Extracted data entries »
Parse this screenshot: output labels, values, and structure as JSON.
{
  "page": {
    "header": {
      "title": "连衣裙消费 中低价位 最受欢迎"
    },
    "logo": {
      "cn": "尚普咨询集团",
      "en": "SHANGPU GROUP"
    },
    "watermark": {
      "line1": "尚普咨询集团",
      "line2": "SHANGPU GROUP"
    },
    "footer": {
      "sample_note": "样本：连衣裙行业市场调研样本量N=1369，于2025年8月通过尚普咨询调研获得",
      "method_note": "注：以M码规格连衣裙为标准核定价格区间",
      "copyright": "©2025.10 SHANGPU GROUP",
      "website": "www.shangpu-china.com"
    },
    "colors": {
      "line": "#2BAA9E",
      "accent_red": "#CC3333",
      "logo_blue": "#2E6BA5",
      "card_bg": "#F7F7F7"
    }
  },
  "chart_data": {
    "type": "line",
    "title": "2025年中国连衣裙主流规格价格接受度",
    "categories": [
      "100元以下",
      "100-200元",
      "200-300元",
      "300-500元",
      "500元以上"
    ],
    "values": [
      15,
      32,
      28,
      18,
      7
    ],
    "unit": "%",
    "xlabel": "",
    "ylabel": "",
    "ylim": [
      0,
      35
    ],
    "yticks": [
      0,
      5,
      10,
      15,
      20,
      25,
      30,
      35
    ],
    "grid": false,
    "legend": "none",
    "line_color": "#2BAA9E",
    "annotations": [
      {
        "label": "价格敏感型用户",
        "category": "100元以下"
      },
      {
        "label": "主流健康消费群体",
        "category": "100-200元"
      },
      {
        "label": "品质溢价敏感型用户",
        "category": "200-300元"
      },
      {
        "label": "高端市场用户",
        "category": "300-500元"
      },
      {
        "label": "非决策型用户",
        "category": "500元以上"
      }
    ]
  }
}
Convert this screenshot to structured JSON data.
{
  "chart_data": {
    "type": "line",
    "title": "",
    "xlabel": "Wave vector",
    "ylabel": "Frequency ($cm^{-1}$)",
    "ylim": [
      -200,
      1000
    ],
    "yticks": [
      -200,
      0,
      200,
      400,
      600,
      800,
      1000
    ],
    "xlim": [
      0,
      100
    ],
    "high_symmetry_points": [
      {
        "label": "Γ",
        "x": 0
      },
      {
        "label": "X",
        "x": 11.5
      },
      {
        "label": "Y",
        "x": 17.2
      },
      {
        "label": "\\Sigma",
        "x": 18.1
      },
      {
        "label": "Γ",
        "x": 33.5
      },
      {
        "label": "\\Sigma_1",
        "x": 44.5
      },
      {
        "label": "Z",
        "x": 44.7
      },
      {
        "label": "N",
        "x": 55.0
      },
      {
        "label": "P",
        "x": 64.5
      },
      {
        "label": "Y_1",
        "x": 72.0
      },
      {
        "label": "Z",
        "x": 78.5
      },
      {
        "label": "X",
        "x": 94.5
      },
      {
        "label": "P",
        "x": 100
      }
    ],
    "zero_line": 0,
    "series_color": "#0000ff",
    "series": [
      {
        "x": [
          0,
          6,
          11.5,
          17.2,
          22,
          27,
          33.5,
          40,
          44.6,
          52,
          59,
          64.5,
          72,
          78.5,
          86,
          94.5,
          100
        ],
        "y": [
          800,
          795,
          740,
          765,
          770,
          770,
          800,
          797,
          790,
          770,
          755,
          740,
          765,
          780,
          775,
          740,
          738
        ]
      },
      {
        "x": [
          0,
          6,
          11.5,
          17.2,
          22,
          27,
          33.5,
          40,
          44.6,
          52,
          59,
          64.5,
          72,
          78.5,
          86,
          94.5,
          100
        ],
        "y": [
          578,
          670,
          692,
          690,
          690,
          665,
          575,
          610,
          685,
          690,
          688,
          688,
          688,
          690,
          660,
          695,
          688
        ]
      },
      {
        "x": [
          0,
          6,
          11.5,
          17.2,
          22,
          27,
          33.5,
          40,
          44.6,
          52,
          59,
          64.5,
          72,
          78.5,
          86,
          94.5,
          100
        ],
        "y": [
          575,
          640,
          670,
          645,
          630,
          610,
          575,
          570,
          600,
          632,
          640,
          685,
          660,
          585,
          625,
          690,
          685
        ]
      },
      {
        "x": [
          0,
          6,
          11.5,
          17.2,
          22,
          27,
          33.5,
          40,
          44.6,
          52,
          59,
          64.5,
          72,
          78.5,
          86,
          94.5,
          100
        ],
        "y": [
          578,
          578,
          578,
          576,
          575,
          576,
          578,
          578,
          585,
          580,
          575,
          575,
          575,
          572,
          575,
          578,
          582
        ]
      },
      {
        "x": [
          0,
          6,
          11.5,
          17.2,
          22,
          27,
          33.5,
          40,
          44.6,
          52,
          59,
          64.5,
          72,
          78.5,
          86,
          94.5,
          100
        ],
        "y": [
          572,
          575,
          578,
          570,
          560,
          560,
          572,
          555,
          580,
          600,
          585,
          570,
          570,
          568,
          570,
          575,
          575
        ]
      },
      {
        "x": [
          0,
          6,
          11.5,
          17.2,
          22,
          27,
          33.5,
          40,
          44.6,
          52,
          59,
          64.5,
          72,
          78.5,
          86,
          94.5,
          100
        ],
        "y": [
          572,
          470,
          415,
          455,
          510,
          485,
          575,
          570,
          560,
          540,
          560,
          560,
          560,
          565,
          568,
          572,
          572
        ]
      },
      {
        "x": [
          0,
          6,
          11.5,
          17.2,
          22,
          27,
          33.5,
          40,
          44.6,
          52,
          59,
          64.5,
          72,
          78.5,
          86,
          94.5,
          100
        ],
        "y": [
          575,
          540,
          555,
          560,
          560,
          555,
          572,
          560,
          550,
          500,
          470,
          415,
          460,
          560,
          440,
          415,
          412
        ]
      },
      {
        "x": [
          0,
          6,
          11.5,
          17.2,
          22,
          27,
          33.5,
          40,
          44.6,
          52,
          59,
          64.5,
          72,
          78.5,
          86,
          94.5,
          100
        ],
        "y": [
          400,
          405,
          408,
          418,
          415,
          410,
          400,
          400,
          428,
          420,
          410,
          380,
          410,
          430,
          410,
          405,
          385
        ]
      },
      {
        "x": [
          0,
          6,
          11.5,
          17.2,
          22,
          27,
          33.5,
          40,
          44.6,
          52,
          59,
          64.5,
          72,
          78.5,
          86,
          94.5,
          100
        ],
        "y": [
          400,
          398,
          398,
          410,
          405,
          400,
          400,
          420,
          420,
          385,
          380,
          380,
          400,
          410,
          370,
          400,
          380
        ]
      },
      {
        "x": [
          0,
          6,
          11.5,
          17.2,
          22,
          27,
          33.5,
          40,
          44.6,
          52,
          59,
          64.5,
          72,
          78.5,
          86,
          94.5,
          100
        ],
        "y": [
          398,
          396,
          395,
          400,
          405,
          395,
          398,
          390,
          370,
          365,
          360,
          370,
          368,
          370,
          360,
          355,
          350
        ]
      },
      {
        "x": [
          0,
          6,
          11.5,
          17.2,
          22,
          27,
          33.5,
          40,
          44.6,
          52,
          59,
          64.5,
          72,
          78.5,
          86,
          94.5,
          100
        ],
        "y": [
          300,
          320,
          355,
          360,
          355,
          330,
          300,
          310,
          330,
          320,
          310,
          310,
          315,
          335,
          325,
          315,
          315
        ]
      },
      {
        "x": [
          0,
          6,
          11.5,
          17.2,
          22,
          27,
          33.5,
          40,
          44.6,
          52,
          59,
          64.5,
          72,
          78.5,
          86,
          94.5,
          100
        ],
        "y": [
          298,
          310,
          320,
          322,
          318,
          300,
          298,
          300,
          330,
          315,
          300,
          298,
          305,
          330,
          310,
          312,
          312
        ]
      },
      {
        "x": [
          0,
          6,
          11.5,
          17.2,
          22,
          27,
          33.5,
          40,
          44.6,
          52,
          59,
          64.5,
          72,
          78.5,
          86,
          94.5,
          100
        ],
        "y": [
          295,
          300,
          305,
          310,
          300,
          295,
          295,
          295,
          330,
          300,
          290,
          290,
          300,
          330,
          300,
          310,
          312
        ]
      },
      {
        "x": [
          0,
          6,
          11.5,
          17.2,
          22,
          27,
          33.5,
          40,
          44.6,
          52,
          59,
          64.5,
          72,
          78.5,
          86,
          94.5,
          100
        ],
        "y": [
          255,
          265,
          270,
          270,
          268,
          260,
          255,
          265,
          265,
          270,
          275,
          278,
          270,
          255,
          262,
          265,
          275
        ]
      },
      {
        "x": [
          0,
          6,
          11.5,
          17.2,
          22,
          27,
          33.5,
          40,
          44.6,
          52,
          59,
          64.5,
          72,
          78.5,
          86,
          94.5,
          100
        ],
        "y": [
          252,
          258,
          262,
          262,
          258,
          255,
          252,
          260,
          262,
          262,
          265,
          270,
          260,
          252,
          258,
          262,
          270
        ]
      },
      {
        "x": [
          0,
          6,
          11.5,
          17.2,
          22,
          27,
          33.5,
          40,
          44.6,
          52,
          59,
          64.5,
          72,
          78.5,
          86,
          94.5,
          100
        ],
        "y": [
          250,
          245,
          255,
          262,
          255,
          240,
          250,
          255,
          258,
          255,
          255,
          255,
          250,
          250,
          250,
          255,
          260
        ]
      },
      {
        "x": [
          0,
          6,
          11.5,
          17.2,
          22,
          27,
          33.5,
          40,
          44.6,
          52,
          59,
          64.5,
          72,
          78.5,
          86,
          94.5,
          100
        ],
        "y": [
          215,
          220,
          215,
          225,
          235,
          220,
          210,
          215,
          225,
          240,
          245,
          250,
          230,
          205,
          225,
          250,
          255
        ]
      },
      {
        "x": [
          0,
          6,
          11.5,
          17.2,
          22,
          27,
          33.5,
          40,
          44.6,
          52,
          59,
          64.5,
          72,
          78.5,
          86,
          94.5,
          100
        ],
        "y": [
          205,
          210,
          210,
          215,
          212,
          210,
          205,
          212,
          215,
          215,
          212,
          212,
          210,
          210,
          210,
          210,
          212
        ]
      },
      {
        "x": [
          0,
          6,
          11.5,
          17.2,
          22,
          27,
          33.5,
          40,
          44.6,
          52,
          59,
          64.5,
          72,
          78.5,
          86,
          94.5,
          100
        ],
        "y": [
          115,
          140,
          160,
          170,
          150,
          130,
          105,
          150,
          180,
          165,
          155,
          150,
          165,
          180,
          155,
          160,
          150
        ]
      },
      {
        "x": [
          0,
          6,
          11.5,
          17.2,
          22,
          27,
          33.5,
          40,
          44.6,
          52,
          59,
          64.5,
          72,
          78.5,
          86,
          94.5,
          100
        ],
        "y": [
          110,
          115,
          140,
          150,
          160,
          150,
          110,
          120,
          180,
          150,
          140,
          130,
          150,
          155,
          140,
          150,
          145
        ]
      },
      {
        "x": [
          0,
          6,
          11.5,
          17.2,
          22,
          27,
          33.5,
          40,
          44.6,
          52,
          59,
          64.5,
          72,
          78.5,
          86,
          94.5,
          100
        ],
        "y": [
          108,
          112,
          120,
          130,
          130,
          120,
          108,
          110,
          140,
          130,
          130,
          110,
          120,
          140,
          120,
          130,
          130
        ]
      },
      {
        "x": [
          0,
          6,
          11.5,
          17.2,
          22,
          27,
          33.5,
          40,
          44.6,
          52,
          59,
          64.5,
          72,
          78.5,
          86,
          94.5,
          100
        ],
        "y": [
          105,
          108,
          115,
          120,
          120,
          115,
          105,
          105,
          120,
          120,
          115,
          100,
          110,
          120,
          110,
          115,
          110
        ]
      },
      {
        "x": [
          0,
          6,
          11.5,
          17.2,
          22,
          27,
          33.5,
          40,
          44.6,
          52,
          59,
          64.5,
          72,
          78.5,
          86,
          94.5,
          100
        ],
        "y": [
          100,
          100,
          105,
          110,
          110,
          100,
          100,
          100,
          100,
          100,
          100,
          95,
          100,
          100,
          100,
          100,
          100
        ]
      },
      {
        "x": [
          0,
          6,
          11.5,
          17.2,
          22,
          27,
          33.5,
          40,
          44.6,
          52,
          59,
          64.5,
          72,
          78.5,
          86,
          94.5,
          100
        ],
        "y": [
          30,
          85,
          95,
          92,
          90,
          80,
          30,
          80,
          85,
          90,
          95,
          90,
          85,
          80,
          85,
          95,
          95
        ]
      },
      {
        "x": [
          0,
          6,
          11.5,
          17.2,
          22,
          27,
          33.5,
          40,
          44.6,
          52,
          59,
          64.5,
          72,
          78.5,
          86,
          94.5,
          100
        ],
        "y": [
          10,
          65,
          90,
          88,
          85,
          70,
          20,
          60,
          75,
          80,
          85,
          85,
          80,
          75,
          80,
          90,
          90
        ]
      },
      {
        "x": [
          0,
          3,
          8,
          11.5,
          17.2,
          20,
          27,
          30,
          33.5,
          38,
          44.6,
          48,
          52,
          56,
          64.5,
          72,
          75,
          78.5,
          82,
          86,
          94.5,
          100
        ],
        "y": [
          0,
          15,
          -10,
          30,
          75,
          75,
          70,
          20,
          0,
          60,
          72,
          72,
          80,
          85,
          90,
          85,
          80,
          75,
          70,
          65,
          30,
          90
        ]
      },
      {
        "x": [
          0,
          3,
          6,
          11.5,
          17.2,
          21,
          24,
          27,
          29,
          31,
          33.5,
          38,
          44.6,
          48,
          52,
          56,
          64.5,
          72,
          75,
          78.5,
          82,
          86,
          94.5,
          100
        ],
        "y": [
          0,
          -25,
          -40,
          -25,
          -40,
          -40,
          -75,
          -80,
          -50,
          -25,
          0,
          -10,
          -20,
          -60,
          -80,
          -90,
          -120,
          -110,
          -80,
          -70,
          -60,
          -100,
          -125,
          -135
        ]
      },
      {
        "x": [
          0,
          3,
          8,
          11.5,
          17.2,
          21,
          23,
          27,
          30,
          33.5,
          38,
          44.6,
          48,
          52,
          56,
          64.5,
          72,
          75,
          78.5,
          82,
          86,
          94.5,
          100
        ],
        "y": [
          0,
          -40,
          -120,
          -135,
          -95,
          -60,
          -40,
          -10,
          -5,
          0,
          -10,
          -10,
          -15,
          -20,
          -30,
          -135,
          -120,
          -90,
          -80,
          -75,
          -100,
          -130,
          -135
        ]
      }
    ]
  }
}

DO THIS »
Copy all the lines above that hold the string "category".

PROBLEM SOLUTION »
        "category": "100元以下"
        "category": "100-200元"
        "category": "200-300元"
        "category": "300-500元"
        "category": "500元以上"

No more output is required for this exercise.